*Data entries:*
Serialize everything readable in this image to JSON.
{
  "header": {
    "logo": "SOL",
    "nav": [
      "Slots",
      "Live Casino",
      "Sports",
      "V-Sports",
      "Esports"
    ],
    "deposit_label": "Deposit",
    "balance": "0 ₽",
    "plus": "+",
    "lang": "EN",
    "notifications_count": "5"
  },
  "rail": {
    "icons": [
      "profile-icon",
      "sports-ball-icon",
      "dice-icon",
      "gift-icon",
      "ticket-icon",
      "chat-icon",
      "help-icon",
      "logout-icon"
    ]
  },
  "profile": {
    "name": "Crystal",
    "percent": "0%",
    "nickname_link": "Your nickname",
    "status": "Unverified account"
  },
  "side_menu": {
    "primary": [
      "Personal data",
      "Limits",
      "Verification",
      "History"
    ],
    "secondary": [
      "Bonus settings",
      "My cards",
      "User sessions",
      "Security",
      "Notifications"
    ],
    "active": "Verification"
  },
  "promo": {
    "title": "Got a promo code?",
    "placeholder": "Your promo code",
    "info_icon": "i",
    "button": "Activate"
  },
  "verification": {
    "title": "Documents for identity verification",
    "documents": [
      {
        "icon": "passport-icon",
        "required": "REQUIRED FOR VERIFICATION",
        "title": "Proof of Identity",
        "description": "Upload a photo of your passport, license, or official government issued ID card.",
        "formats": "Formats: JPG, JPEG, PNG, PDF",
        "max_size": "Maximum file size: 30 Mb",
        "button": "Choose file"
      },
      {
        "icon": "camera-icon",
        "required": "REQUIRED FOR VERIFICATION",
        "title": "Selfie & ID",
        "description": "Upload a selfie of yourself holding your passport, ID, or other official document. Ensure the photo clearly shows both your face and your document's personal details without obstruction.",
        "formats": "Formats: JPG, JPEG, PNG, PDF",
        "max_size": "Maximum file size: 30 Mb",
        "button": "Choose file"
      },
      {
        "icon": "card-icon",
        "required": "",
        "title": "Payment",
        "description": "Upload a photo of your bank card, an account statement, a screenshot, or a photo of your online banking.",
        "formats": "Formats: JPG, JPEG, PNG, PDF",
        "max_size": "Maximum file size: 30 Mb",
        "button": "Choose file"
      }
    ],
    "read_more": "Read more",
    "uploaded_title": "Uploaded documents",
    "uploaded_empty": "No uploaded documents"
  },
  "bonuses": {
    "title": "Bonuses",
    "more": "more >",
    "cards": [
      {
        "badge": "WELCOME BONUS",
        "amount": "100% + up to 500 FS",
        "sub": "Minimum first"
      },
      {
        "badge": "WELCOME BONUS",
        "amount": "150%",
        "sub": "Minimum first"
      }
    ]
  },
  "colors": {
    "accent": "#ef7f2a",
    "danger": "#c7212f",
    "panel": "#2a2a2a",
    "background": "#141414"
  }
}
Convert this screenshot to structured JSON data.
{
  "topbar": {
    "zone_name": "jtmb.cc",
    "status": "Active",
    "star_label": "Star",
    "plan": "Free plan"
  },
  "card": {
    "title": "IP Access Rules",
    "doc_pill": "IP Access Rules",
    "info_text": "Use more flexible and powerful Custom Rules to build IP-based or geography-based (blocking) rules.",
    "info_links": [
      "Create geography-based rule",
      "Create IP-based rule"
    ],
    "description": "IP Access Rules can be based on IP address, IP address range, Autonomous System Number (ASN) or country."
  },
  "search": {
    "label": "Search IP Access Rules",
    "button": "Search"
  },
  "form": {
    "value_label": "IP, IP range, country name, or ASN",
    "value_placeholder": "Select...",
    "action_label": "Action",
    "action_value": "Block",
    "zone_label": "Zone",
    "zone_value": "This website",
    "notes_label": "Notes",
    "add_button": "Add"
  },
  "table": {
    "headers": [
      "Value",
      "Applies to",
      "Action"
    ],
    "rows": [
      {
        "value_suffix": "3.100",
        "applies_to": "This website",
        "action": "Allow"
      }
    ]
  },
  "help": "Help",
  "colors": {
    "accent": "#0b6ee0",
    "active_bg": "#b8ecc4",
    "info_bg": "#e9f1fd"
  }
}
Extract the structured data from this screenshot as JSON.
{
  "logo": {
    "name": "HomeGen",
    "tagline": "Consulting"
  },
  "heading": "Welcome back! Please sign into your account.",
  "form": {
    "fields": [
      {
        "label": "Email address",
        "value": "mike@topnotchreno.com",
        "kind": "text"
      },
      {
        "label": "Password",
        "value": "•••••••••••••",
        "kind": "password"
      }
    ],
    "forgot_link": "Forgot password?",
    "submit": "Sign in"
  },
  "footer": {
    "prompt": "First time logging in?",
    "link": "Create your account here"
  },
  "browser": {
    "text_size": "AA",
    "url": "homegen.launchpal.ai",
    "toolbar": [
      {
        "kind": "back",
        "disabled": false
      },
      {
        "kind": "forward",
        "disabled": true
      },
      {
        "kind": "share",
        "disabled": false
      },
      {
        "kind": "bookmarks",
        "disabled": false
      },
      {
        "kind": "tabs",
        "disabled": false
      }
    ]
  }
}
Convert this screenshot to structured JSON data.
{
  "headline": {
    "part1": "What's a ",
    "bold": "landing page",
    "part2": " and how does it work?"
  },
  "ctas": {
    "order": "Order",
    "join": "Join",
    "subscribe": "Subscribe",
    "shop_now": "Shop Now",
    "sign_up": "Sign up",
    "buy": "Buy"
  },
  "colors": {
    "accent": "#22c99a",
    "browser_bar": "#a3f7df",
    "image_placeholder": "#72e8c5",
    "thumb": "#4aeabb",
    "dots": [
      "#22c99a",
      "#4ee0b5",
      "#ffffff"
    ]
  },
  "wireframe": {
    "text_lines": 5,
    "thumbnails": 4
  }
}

*YOUR INSTRUCTIONS:*
Set down all of the data above, word for word.

*FULL RESPONSE:*
Serialize everything readable in this image to JSON.
{
  "header": {
    "logo": "SOL",
    "nav": [
      "Slots",
      "Live Casino",
      "Sports",
      "V-Sports",
      "Esports"
    ],
    "deposit_label": "Deposit",
    "balance": "0 ₽",
    "plus": "+",
    "lang": "EN",
    "notifications_count": "5"
  },
  "rail": {
    "icons": [
      "profile-icon",
      "sports-ball-icon",
      "dice-icon",
      "gift-icon",
      "ticket-icon",
      "chat-icon",
      "help-icon",
      "logout-icon"
    ]
  },
  "profile": {
    "name": "Crystal",
    "percent": "0%",
    "nickname_link": "Your nickname",
    "status": "Unverified account"
  },
  "side_menu": {
    "primary": [
      "Personal data",
      "Limits",
      "Verification",
      "History"
    ],
    "secondary": [
      "Bonus settings",
      "My cards",
      "User sessions",
      "Security",
      "Notifications"
    ],
    "active": "Verification"
  },
  "promo": {
    "title": "Got a promo code?",
    "placeholder": "Your promo code",
    "info_icon": "i",
    "button": "Activate"
  },
  "verification": {
    "title": "Documents for identity verification",
    "documents": [
      {
        "icon": "passport-icon",
        "required": "REQUIRED FOR VERIFICATION",
        "title": "Proof of Identity",
        "description": "Upload a photo of your passport, license, or official government issued ID card.",
        "formats": "Formats: JPG, JPEG, PNG, PDF",
        "max_size": "Maximum file size: 30 Mb",
        "button": "Choose file"
      },
      {
        "icon": "camera-icon",
        "required": "REQUIRED FOR VERIFICATION",
        "title": "Selfie & ID",
        "description": "Upload a selfie of yourself holding your passport, ID, or other official document. Ensure the photo clearly shows both your face and your document's personal details without obstruction.",
        "formats": "Formats: JPG, JPEG, PNG, PDF",
        "max_size": "Maximum file size: 30 Mb",
        "button": "Choose file"
      },
      {
        "icon": "card-icon",
        "required": "",
        "title": "Payment",
        "description": "Upload a photo of your bank card, an account statement, a screenshot, or a photo of your online banking.",
        "formats": "Formats: JPG, JPEG, PNG, PDF",
        "max_size": "Maximum file size: 30 Mb",
        "button": "Choose file"
      }
    ],
    "read_more": "Read more",
    "uploaded_title": "Uploaded documents",
    "uploaded_empty": "No uploaded documents"
  },
  "bonuses": {
    "title": "Bonuses",
    "more": "more >",
    "cards": [
      {
        "badge": "WELCOME BONUS",
        "amount": "100% + up to 500 FS",
        "sub": "Minimum first"
      },
      {
        "badge": "WELCOME BONUS",
        "amount": "150%",
        "sub": "Minimum first"
      }
    ]
  },
  "colors": {
    "accent": "#ef7f2a",
    "danger": "#c7212f",
    "panel": "#2a2a2a",
    "background": "#141414"
  }
}
Convert this screenshot to structured JSON data.
{
  "topbar": {
    "zone_name": "jtmb.cc",
    "status": "Active",
    "star_label": "Star",
    "plan": "Free plan"
  },
  "card": {
    "title": "IP Access Rules",
    "doc_pill": "IP Access Rules",
    "info_text": "Use more flexible and powerful Custom Rules to build IP-based or geography-based (blocking) rules.",
    "info_links": [
      "Create geography-based rule",
      "Create IP-based rule"
    ],
    "description": "IP Access Rules can be based on IP address, IP address range, Autonomous System Number (ASN) or country."
  },
  "search": {
    "label": "Search IP Access Rules",
    "button": "Search"
  },
  "form": {
    "value_label": "IP, IP range, country name, or ASN",
    "value_placeholder": "Select...",
    "action_label": "Action",
    "action_value": "Block",
    "zone_label": "Zone",
    "zone_value": "This website",
    "notes_label": "Notes",
    "add_button": "Add"
  },
  "table": {
    "headers": [
      "Value",
      "Applies to",
      "Action"
    ],
    "rows": [
      {
        "value_suffix": "3.100",
        "applies_to": "This website",
        "action": "Allow"
      }
    ]
  },
  "help": "Help",
  "colors": {
    "accent": "#0b6ee0",
    "active_bg": "#b8ecc4",
    "info_bg": "#e9f1fd"
  }
}
Extract the structured data from this screenshot as JSON.
{
  "logo": {
    "name": "HomeGen",
    "tagline": "Consulting"
  },
  "heading": "Welcome back! Please sign into your account.",
  "form": {
    "fields": [
      {
        "label": "Email address",
        "value": "mike@topnotchreno.com",
        "kind": "text"
      },
      {
        "label": "Password",
        "value": "•••••••••••••",
        "kind": "password"
      }
    ],
    "forgot_link": "Forgot password?",
    "submit": "Sign in"
  },
  "footer": {
    "prompt": "First time logging in?",
    "link": "Create your account here"
  },
  "browser": {
    "text_size": "AA",
    "url": "homegen.launchpal.ai",
    "toolbar": [
      {
        "kind": "back",
        "disabled": false
      },
      {
        "kind": "forward",
        "disabled": true
      },
      {
        "kind": "share",
        "disabled": false
      },
      {
        "kind": "bookmarks",
        "disabled": false
      },
      {
        "kind": "tabs",
        "disabled": false
      }
    ]
  }
}
Convert this screenshot to structured JSON data.
{
  "headline": {
    "part1": "What's a ",
    "bold": "landing page",
    "part2": " and how does it work?"
  },
  "ctas": {
    "order": "Order",
    "join": "Join",
    "subscribe": "Subscribe",
    "shop_now": "Shop Now",
    "sign_up": "Sign up",
    "buy": "Buy"
  },
  "colors": {
    "accent": "#22c99a",
    "browser_bar": "#a3f7df",
    "image_placeholder": "#72e8c5",
    "thumb": "#4aeabb",
    "dots": [
      "#22c99a",
      "#4ee0b5",
      "#ffffff"
    ]
  },
  "wireframe": {
    "text_lines": 5,
    "thumbnails": 4
  }
}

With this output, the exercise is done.